* [Estratto del testo]
+ + +
«Attenti al “fantasma delle calli” con coltello»: ma la verità è un’altra

Volantini affissi a Venezia avvisavano i residenti e turisti di stare attenti. Preso dalla polizia: era uno spacciatore kosovaro 30enne in carne ed ossa

Venezia ha vissuto alcuni giorni di preoccupazione e tensione per quello che veniva chiamato “fantasma delle calli“. Tutto è iniziato con la comparsa di alcuni volantini affissi in città che ritraevano la figura di un soggetto indicato come pericoloso e al quale venivano attribuiti episodi di minacce con tanto di coltello e violenza. Il commissariato di San Marco e le volanti lagunari hanno così intensificato le loro attività di controllo arrivano ad individuare, a notte fonda di mercoledì, questo personaggio che era tutto fuorchè un fantasma.
+ + +
* [Dati]

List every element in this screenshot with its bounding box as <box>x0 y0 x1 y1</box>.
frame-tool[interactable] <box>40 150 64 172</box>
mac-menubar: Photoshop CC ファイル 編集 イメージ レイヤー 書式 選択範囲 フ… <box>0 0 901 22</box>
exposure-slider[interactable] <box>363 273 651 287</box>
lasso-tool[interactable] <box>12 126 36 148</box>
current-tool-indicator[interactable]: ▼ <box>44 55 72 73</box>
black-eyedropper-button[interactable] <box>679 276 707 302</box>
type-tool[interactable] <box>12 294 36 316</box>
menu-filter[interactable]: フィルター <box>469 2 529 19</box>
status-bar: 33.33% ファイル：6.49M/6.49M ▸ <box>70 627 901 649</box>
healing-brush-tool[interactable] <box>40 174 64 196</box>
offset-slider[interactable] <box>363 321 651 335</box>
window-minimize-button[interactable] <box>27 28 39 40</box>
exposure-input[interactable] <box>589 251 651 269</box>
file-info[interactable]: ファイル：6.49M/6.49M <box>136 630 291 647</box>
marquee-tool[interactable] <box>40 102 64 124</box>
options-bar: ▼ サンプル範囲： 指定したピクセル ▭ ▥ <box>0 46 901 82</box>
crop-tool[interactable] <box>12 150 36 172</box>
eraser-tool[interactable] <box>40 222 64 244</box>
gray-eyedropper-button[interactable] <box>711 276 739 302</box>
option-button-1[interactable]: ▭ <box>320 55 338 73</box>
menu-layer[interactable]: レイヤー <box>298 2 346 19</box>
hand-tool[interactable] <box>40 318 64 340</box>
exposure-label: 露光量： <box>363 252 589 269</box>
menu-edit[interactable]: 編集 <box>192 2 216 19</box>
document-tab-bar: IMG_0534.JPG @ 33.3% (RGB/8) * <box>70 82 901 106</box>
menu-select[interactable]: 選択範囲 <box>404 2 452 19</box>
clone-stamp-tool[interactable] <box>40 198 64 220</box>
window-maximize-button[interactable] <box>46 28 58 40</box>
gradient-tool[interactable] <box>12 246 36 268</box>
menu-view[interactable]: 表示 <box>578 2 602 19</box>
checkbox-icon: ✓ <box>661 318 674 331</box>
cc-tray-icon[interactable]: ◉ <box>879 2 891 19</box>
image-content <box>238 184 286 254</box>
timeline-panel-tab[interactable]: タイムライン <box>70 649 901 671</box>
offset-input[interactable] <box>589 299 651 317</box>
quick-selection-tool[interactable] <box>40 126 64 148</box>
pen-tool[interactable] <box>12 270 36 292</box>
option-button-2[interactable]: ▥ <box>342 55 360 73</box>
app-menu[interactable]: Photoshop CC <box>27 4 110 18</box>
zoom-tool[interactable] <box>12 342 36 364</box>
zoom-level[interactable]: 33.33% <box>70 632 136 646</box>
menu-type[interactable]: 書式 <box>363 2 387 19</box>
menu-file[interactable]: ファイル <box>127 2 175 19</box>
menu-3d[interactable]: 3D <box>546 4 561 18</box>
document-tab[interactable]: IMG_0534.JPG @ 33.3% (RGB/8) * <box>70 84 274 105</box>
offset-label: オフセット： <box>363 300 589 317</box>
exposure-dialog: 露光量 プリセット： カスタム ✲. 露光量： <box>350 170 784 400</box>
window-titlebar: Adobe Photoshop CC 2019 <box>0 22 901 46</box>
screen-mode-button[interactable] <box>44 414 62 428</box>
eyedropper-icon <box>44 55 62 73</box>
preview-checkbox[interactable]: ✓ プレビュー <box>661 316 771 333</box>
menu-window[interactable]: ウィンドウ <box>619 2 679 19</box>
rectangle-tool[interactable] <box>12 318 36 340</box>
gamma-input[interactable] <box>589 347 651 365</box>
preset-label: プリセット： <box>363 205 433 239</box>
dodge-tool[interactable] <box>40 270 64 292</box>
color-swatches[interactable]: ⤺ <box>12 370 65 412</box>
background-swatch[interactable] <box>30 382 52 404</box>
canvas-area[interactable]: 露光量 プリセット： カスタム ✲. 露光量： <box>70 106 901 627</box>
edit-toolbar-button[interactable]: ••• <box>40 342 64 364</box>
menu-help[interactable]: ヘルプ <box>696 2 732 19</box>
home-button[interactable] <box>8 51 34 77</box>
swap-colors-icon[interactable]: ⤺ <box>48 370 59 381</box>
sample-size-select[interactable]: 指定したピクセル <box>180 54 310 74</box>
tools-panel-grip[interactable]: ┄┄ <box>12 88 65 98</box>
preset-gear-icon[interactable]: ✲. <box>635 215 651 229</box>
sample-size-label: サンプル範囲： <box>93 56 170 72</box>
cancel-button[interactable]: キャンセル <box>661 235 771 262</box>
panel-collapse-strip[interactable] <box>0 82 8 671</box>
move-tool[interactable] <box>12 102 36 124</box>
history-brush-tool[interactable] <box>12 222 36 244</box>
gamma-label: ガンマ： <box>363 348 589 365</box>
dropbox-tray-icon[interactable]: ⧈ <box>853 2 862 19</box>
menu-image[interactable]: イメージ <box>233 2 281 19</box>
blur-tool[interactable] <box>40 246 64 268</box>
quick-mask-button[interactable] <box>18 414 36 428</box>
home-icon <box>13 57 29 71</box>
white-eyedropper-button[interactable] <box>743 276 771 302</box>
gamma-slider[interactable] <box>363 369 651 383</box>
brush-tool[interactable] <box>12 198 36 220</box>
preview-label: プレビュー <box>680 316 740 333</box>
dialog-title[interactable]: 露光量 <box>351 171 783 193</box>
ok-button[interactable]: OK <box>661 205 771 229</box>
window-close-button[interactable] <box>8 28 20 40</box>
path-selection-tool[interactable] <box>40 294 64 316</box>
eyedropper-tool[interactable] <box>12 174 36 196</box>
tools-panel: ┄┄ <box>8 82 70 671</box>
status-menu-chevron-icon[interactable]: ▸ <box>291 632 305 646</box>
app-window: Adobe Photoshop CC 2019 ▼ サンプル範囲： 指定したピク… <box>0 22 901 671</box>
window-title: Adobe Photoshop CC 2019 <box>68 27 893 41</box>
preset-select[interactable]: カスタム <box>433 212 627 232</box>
+ + +
* [Azione richiesta A] Trascrivi dall'articolo sul fantasma delle calli il passo che comincia con "Volantini affissi a" e prosegue fino a "fuorchè un fantasma.".
* [Azione richiesta B] Indica se ciascuna affermazione concorda con l'articolo sul fantasma delle calli, rispondendo sì o no e citando le parole decisive del testo. (i) I volantini erano stati affissi a Venezia. (ii) L'uomo fermato era un turista di quarant'anni. (iii) Il soggetto è stato individuato in pieno giorno.
* [Azione richiesta C] Riprendi l'articolo sul fantasma delle calli dal punto in cui si interrompe.
I record non hanno alcun legame con l'articolo sul fantasma delle calli.

* [Risposta A]
Volantini affissi a Venezia avvisavano i residenti e turisti di stare attenti. Preso dalla polizia: era uno spacciatore kosovaro 30enne in carne ed ossa

Venezia ha vissuto alcuni giorni di preoccupazione e tensione per quello che veniva chiamato “fantasma delle calli“. Tutto è iniziato con la comparsa di alcuni volantini affissi in città che ritraevano la figura di un soggetto indicato come pericoloso e al quale venivano attribuiti episodi di minacce con tanto di coltello e violenza. Il commissariato di San Marco e le volanti lagunari hanno così intensificato le loro attività di controllo arrivano ad individuare, a notte fonda di mercoledì, questo personaggio che era tutto fuorchè un fantasma.

* [Risposta B]
(i) Sì: "Volantini affissi a Venezia avvisavano i residenti e turisti di stare attenti".
(ii) No: "era uno spacciatore kosovaro 30enne in carne ed ossa".
(iii) No: "a notte fonda di mercoledì".

* [Risposta C]
L’uomo è stato sorpreso in zona calle Contarini, sestiere Dorsoduro, e quando si è accorto dei poliziotti ha cercato di dileguarsi proprio come un fantasma. Fermato per i controlli, è stato trovato senza documenti, con una lama di coltello priva di manico lunga 10 centimetri e 4 involucri contenenti eroina nascosti all’interno di un calzino. Il fantasma è stato identificano in un kosovaro di 30 anni e deferito in stato di libertà per i reati di porto di oggetti atti ad offendere e detenzione ai fini di spaccio di sostanze stupefacenti.